* REQUIRED ACTION
Please transcribe the passage of the article on germs from the Iraq War from "Germs From the" to "the evolved bacteria.".

* PAGE EXTRACT
Start of Block

Germs From the Iraq War
By: Chris Holbrook
Volunteer Editor

A so-called "supergerm" is starting to appear in prison hospitals. The pathogen is resistant to conventional antibiotics and disinfectants. It's a bacteria called Acinetobacter. It's coming from Iraq.

Military personnel, especially those with grave wounds (and there have been almost 15,000 of them) are bringing the often fatal germs back to America and to our hospitals. It's unclear if the pathogen is a unique strain of Acinetobacter living in Iraqi soil or if it may originate from the old hospitals where the wounded are first treated. What is clear is that the germ is "developing very, very quickly," according to the US Centers for Disease Control. Of course, the Christian crazies and conservatives behind the war don't believe in evolution. Nonetheless, their sons and daughters are dying from the evolved bacteria.

Unlike earlier wars, most of wounded Americans, about 90% of them, survive their wounds. Iraqi victims of America's invasion aren't so fortunate. About half a million innocent Iraqis civilians have died. One result of the high American survival rate is that thousands of military persons are returning home with horrible, grievous wounds. Most of the wounded will be crippled for the rest of their lives.

Most if not all of these wounded persons (soldiers and mercenaries alike) are infected with very dangerous strains of Acinetobacter. They spread the bacteria as they travel from hospital to hospital and eventually home to unsuspecting wives and children. As a result, deadly varieties of the germ have been spread and are being spread through American military and civilian healthcare facilities and even to the civilian population. Military nurses call it "Iraqibacter."

End of Block

Document layout recognition data:
Start of Block

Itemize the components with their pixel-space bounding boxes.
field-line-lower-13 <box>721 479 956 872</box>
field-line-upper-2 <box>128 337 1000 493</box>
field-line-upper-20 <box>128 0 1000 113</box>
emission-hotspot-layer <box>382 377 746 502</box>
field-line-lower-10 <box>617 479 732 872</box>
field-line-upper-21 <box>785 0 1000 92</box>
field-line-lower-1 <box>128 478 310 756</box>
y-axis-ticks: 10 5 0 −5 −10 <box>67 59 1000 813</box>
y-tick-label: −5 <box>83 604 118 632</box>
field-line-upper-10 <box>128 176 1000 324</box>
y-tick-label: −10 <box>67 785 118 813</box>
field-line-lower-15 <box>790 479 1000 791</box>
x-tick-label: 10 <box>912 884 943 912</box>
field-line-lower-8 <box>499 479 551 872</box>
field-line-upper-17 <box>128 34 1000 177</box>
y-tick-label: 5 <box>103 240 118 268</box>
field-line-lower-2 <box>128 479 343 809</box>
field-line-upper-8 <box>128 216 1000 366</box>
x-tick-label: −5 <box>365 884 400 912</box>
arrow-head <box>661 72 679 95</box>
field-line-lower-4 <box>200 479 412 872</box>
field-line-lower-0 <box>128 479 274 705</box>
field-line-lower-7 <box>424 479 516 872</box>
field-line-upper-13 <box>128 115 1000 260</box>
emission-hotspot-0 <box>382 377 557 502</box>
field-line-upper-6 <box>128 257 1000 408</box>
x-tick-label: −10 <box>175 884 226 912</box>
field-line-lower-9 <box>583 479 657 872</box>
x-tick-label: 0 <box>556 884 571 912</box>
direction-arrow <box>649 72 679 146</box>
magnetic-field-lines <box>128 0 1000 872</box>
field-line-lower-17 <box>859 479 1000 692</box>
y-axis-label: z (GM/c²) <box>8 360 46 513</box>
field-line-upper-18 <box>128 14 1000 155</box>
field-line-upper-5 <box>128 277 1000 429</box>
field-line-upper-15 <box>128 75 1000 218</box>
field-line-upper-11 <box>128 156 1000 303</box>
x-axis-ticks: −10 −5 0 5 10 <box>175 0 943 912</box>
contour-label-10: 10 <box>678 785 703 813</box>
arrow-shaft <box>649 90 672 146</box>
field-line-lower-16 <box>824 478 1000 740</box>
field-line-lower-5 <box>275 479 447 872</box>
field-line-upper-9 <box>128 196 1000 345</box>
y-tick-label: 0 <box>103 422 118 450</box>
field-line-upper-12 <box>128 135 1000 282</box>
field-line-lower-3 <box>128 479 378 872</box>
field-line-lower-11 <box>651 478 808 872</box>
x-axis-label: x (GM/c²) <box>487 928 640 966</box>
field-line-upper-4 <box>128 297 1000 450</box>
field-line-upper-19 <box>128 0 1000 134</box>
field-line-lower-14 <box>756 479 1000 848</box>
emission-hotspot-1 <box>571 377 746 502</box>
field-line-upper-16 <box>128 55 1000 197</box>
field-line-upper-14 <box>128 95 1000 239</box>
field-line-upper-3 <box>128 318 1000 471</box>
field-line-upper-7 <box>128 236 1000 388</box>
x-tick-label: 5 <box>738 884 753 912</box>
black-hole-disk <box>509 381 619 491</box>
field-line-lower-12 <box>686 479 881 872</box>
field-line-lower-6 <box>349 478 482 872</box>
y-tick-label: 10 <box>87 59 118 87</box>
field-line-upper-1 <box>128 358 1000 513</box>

End of Block

* EXERCISE SOLUTION
Germs From the Iraq War
By: Chris Holbrook
Volunteer Editor

A so-called "supergerm" is starting to appear in prison hospitals. The pathogen is resistant to conventional antibiotics and disinfectants. It's a bacteria called Acinetobacter. It's coming from Iraq.

Military personnel, especially those with grave wounds (and there have been almost 15,000 of them) are bringing the often fatal germs back to America and to our hospitals. It's unclear if the pathogen is a unique strain of Acinetobacter living in Iraqi soil or if it may originate from the old hospitals where the wounded are first treated. What is clear is that the germ is "developing very, very quickly," according to the US Centers for Disease Control. Of course, the Christian crazies and conservatives behind the war don't believe in evolution. Nonetheless, their sons and daughters are dying from the evolved bacteria.